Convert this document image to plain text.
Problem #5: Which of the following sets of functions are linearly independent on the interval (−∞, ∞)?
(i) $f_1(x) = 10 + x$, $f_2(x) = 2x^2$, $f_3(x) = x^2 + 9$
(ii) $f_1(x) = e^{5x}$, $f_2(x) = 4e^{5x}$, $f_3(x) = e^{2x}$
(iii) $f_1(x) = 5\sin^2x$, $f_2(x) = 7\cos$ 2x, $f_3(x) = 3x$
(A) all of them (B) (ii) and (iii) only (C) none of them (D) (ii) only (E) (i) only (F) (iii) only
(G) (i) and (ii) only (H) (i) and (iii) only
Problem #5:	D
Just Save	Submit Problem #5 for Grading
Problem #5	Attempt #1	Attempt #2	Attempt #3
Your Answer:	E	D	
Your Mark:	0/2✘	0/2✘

---+---

*Exercise:* The records above need to be transcribed in full. Keep every character unchanged.

*Output of the task:*
Convert this document image to plain text.
Problem #5: Which of the following sets of functions are linearly independent on the interval (−∞, ∞)?
(i) $f_1(x) = 10 + x$, $f_2(x) = 2x^2$, $f_3(x) = x^2 + 9$
(ii) $f_1(x) = e^{5x}$, $f_2(x) = 4e^{5x}$, $f_3(x) = e^{2x}$
(iii) $f_1(x) = 5\sin^2x$, $f_2(x) = 7\cos$ 2x, $f_3(x) = 3x$
(A) all of them (B) (ii) and (iii) only (C) none of them (D) (ii) only (E) (i) only (F) (iii) only
(G) (i) and (ii) only (H) (i) and (iii) only
Problem #5:	D
Just Save	Submit Problem #5 for Grading
Problem #5	Attempt #1	Attempt #2	Attempt #3
Your Answer:	E	D	
Your Mark:	0/2✘	0/2✘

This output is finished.